_Given exercise_:
Reproduce the material below line for line, changing nothing.

Extracted data entries:
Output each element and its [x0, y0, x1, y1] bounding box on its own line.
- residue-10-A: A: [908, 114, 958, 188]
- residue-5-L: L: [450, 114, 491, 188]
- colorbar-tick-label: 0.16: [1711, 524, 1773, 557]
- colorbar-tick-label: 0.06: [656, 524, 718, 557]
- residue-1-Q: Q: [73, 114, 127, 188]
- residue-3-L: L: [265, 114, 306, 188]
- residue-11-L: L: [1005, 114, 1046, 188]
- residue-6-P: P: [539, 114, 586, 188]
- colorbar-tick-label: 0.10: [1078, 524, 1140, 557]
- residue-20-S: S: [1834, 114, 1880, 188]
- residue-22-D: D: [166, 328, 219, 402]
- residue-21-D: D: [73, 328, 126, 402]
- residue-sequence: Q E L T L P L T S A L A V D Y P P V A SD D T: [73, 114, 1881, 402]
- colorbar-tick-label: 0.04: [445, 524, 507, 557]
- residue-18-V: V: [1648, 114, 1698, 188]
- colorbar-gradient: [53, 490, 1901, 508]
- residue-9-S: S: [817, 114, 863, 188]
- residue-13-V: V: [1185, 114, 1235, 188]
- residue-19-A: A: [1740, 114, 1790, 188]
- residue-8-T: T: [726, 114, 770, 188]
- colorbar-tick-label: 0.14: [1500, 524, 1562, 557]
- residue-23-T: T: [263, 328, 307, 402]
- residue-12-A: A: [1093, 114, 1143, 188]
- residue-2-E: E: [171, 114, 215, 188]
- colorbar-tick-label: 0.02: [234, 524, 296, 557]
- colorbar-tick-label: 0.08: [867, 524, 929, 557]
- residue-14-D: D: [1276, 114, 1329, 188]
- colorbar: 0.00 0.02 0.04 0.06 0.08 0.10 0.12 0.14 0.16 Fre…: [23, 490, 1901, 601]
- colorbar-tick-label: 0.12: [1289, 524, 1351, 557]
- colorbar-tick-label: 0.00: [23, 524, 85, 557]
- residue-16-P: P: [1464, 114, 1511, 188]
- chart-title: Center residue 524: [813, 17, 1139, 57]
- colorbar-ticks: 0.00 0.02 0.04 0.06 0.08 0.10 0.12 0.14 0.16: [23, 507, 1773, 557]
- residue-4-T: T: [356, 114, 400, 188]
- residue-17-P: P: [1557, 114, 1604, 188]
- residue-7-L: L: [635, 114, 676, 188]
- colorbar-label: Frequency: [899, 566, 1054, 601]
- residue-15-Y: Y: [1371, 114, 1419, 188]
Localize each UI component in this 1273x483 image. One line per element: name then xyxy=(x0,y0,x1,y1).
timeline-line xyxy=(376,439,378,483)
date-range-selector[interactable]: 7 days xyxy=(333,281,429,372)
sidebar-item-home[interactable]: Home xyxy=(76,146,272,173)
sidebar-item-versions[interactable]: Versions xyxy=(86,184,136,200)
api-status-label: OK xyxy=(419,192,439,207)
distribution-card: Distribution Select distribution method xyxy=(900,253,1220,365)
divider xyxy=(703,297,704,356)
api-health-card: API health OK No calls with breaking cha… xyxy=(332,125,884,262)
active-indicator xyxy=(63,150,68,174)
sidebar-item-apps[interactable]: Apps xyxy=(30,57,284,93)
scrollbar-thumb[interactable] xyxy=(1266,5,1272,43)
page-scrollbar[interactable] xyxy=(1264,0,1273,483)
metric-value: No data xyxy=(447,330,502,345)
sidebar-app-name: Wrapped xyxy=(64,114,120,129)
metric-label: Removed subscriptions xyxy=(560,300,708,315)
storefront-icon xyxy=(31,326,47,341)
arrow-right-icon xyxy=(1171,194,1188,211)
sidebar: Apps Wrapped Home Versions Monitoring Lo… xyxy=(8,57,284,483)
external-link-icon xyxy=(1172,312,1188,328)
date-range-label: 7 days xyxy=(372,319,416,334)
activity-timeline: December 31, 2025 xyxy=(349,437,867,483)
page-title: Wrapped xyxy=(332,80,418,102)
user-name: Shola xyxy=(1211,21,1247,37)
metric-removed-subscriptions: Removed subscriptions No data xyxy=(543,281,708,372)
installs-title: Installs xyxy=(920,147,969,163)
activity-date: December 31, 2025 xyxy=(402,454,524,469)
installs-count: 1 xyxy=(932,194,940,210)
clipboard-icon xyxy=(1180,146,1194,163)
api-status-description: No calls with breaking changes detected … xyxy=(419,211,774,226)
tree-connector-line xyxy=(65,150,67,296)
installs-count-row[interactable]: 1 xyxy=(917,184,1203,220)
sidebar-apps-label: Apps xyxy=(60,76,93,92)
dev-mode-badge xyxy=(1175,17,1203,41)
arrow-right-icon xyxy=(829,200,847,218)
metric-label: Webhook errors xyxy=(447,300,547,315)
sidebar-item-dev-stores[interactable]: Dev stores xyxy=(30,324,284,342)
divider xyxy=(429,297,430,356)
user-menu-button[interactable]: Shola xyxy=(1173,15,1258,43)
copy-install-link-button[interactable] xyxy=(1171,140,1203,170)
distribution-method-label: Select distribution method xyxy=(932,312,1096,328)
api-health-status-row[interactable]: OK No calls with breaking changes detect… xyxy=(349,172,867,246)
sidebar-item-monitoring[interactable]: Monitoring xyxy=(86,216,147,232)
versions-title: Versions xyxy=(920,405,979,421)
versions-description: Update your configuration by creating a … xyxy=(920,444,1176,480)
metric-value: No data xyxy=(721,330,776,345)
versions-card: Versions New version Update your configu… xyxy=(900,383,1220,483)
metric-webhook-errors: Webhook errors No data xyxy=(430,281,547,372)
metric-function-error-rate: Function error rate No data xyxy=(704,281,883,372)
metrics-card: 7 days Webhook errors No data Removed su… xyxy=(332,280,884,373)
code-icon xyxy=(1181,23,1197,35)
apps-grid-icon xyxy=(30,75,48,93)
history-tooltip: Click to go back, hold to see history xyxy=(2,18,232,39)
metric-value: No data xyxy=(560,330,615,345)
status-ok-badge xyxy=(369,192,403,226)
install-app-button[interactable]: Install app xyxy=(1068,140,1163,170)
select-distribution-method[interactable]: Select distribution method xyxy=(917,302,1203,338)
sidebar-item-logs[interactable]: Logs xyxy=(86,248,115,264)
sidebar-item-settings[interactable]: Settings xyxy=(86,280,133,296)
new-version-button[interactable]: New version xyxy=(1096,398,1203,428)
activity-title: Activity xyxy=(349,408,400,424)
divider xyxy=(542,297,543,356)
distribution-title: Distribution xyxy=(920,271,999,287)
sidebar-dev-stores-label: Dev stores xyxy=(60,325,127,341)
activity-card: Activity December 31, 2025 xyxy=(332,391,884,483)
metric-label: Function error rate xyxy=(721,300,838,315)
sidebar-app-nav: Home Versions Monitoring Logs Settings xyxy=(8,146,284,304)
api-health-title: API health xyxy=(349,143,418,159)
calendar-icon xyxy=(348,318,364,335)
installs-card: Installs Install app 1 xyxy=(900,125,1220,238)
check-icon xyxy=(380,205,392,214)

_Written reply_:
Output each element and its [x0, y0, x1, y1] bounding box on its own line.
- residue-10-A: A: [908, 114, 958, 188]
- residue-5-L: L: [450, 114, 491, 188]
- colorbar-tick-label: 0.16: [1711, 524, 1773, 557]
- colorbar-tick-label: 0.06: [656, 524, 718, 557]
- residue-1-Q: Q: [73, 114, 127, 188]
- residue-3-L: L: [265, 114, 306, 188]
- residue-11-L: L: [1005, 114, 1046, 188]
- residue-6-P: P: [539, 114, 586, 188]
- colorbar-tick-label: 0.10: [1078, 524, 1140, 557]
- residue-20-S: S: [1834, 114, 1880, 188]
- residue-22-D: D: [166, 328, 219, 402]
- residue-21-D: D: [73, 328, 126, 402]
- residue-sequence: Q E L T L P L T S A L A V D Y P P V A SD D T: [73, 114, 1881, 402]
- colorbar-tick-label: 0.04: [445, 524, 507, 557]
- residue-18-V: V: [1648, 114, 1698, 188]
- colorbar-gradient: [53, 490, 1901, 508]
- residue-9-S: S: [817, 114, 863, 188]
- residue-13-V: V: [1185, 114, 1235, 188]
- residue-19-A: A: [1740, 114, 1790, 188]
- residue-8-T: T: [726, 114, 770, 188]
- colorbar-tick-label: 0.14: [1500, 524, 1562, 557]
- residue-23-T: T: [263, 328, 307, 402]
- residue-12-A: A: [1093, 114, 1143, 188]
- residue-2-E: E: [171, 114, 215, 188]
- colorbar-tick-label: 0.02: [234, 524, 296, 557]
- colorbar-tick-label: 0.08: [867, 524, 929, 557]
- residue-14-D: D: [1276, 114, 1329, 188]
- colorbar: 0.00 0.02 0.04 0.06 0.08 0.10 0.12 0.14 0.16 Fre…: [23, 490, 1901, 601]
- colorbar-tick-label: 0.12: [1289, 524, 1351, 557]
- colorbar-tick-label: 0.00: [23, 524, 85, 557]
- residue-16-P: P: [1464, 114, 1511, 188]
- chart-title: Center residue 524: [813, 17, 1139, 57]
- colorbar-ticks: 0.00 0.02 0.04 0.06 0.08 0.10 0.12 0.14 0.16: [23, 507, 1773, 557]
- residue-4-T: T: [356, 114, 400, 188]
- residue-17-P: P: [1557, 114, 1604, 188]
- residue-7-L: L: [635, 114, 676, 188]
- colorbar-label: Frequency: [899, 566, 1054, 601]
- residue-15-Y: Y: [1371, 114, 1419, 188]
Localize each UI component in this 1273x483 image. One line per element: name then xyxy=(x0,y0,x1,y1).
timeline-line xyxy=(376,439,378,483)
date-range-selector[interactable]: 7 days xyxy=(333,281,429,372)
sidebar-item-home[interactable]: Home xyxy=(76,146,272,173)
sidebar-item-versions[interactable]: Versions xyxy=(86,184,136,200)
api-status-label: OK xyxy=(419,192,439,207)
distribution-card: Distribution Select distribution method xyxy=(900,253,1220,365)
divider xyxy=(703,297,704,356)
api-health-card: API health OK No calls with breaking cha… xyxy=(332,125,884,262)
active-indicator xyxy=(63,150,68,174)
sidebar-item-apps[interactable]: Apps xyxy=(30,57,284,93)
scrollbar-thumb[interactable] xyxy=(1266,5,1272,43)
page-scrollbar[interactable] xyxy=(1264,0,1273,483)
metric-value: No data xyxy=(447,330,502,345)
sidebar-app-name: Wrapped xyxy=(64,114,120,129)
metric-label: Removed subscriptions xyxy=(560,300,708,315)
storefront-icon xyxy=(31,326,47,341)
arrow-right-icon xyxy=(1171,194,1188,211)
sidebar: Apps Wrapped Home Versions Monitoring Lo… xyxy=(8,57,284,483)
external-link-icon xyxy=(1172,312,1188,328)
date-range-label: 7 days xyxy=(372,319,416,334)
activity-timeline: December 31, 2025 xyxy=(349,437,867,483)
page-title: Wrapped xyxy=(332,80,418,102)
user-name: Shola xyxy=(1211,21,1247,37)
metric-removed-subscriptions: Removed subscriptions No data xyxy=(543,281,708,372)
installs-title: Installs xyxy=(920,147,969,163)
activity-date: December 31, 2025 xyxy=(402,454,524,469)
installs-count: 1 xyxy=(932,194,940,210)
clipboard-icon xyxy=(1180,146,1194,163)
api-status-description: No calls with breaking changes detected … xyxy=(419,211,774,226)
tree-connector-line xyxy=(65,150,67,296)
installs-count-row[interactable]: 1 xyxy=(917,184,1203,220)
sidebar-apps-label: Apps xyxy=(60,76,93,92)
dev-mode-badge xyxy=(1175,17,1203,41)
arrow-right-icon xyxy=(829,200,847,218)
metric-label: Webhook errors xyxy=(447,300,547,315)
sidebar-item-dev-stores[interactable]: Dev stores xyxy=(30,324,284,342)
divider xyxy=(429,297,430,356)
user-menu-button[interactable]: Shola xyxy=(1173,15,1258,43)
copy-install-link-button[interactable] xyxy=(1171,140,1203,170)
distribution-method-label: Select distribution method xyxy=(932,312,1096,328)
api-health-status-row[interactable]: OK No calls with breaking changes detect… xyxy=(349,172,867,246)
sidebar-item-monitoring[interactable]: Monitoring xyxy=(86,216,147,232)
versions-title: Versions xyxy=(920,405,979,421)
versions-description: Update your configuration by creating a … xyxy=(920,444,1176,480)
metric-value: No data xyxy=(721,330,776,345)
versions-card: Versions New version Update your configu… xyxy=(900,383,1220,483)
metric-webhook-errors: Webhook errors No data xyxy=(430,281,547,372)
metric-function-error-rate: Function error rate No data xyxy=(704,281,883,372)
metrics-card: 7 days Webhook errors No data Removed su… xyxy=(332,280,884,373)
code-icon xyxy=(1181,23,1197,35)
apps-grid-icon xyxy=(30,75,48,93)
history-tooltip: Click to go back, hold to see history xyxy=(2,18,232,39)
metric-value: No data xyxy=(560,330,615,345)
status-ok-badge xyxy=(369,192,403,226)
install-app-button[interactable]: Install app xyxy=(1068,140,1163,170)
select-distribution-method[interactable]: Select distribution method xyxy=(917,302,1203,338)
sidebar-item-logs[interactable]: Logs xyxy=(86,248,115,264)
sidebar-item-settings[interactable]: Settings xyxy=(86,280,133,296)
new-version-button[interactable]: New version xyxy=(1096,398,1203,428)
activity-title: Activity xyxy=(349,408,400,424)
divider xyxy=(542,297,543,356)
distribution-title: Distribution xyxy=(920,271,999,287)
sidebar-dev-stores-label: Dev stores xyxy=(60,325,127,341)
activity-card: Activity December 31, 2025 xyxy=(332,391,884,483)
metric-label: Function error rate xyxy=(721,300,838,315)
sidebar-app-nav: Home Versions Monitoring Logs Settings xyxy=(8,146,284,304)
api-health-title: API health xyxy=(349,143,418,159)
calendar-icon xyxy=(348,318,364,335)
installs-card: Installs Install app 1 xyxy=(900,125,1220,238)
check-icon xyxy=(380,205,392,214)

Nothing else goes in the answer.